§ **Extracted information**:
>>
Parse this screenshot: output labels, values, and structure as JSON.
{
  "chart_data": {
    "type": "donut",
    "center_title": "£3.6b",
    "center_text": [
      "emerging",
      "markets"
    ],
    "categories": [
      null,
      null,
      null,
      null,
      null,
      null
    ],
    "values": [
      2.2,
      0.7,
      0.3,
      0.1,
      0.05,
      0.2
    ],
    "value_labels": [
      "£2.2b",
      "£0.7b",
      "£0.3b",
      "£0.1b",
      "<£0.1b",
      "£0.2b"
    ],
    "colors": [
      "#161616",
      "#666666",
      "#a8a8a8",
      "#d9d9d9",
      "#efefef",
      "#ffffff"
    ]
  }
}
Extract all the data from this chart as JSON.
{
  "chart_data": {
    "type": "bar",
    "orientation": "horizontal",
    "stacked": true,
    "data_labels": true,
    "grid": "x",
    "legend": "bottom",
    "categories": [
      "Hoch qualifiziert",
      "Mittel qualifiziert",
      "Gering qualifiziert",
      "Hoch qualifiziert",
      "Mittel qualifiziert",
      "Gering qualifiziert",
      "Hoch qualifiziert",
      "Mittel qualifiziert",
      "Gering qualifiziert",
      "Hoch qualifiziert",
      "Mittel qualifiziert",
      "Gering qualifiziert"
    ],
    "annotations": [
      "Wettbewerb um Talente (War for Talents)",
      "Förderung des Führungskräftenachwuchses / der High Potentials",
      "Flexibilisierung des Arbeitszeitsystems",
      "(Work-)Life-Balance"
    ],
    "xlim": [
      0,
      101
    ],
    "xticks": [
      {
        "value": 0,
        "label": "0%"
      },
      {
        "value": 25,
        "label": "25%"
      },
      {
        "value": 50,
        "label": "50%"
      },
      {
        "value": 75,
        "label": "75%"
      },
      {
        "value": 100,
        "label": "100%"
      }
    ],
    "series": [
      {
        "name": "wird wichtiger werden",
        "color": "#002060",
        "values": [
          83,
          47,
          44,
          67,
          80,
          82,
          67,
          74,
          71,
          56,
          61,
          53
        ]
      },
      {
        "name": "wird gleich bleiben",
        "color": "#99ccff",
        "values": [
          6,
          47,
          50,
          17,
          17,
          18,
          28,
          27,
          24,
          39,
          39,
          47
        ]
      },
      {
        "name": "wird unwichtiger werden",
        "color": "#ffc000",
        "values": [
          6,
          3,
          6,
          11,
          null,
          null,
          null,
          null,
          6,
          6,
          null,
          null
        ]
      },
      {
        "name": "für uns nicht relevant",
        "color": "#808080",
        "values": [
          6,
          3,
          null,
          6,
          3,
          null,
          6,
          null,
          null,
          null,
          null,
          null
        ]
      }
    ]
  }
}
<<
§ **Short problem**: Word for word, extract all the records.

§ **Expected answer**:
Parse this screenshot: output labels, values, and structure as JSON.
{
  "chart_data": {
    "type": "donut",
    "center_title": "£3.6b",
    "center_text": [
      "emerging",
      "markets"
    ],
    "categories": [
      null,
      null,
      null,
      null,
      null,
      null
    ],
    "values": [
      2.2,
      0.7,
      0.3,
      0.1,
      0.05,
      0.2
    ],
    "value_labels": [
      "£2.2b",
      "£0.7b",
      "£0.3b",
      "£0.1b",
      "<£0.1b",
      "£0.2b"
    ],
    "colors": [
      "#161616",
      "#666666",
      "#a8a8a8",
      "#d9d9d9",
      "#efefef",
      "#ffffff"
    ]
  }
}
Extract all the data from this chart as JSON.
{
  "chart_data": {
    "type": "bar",
    "orientation": "horizontal",
    "stacked": true,
    "data_labels": true,
    "grid": "x",
    "legend": "bottom",
    "categories": [
      "Hoch qualifiziert",
      "Mittel qualifiziert",
      "Gering qualifiziert",
      "Hoch qualifiziert",
      "Mittel qualifiziert",
      "Gering qualifiziert",
      "Hoch qualifiziert",
      "Mittel qualifiziert",
      "Gering qualifiziert",
      "Hoch qualifiziert",
      "Mittel qualifiziert",
      "Gering qualifiziert"
    ],
    "annotations": [
      "Wettbewerb um Talente (War for Talents)",
      "Förderung des Führungskräftenachwuchses / der High Potentials",
      "Flexibilisierung des Arbeitszeitsystems",
      "(Work-)Life-Balance"
    ],
    "xlim": [
      0,
      101
    ],
    "xticks": [
      {
        "value": 0,
        "label": "0%"
      },
      {
        "value": 25,
        "label": "25%"
      },
      {
        "value": 50,
        "label": "50%"
      },
      {
        "value": 75,
        "label": "75%"
      },
      {
        "value": 100,
        "label": "100%"
      }
    ],
    "series": [
      {
        "name": "wird wichtiger werden",
        "color": "#002060",
        "values": [
          83,
          47,
          44,
          67,
          80,
          82,
          67,
          74,
          71,
          56,
          61,
          53
        ]
      },
      {
        "name": "wird gleich bleiben",
        "color": "#99ccff",
        "values": [
          6,
          47,
          50,
          17,
          17,
          18,
          28,
          27,
          24,
          39,
          39,
          47
        ]
      },
      {
        "name": "wird unwichtiger werden",
        "color": "#ffc000",
        "values": [
          6,
          3,
          6,
          11,
          null,
          null,
          null,
          null,
          6,
          6,
          null,
          null
        ]
      },
      {
        "name": "für uns nicht relevant",
        "color": "#808080",
        "values": [
          6,
          3,
          null,
          6,
          3,
          null,
          6,
          null,
          null,
          null,
          null,
          null
        ]
      }
    ]
  }
}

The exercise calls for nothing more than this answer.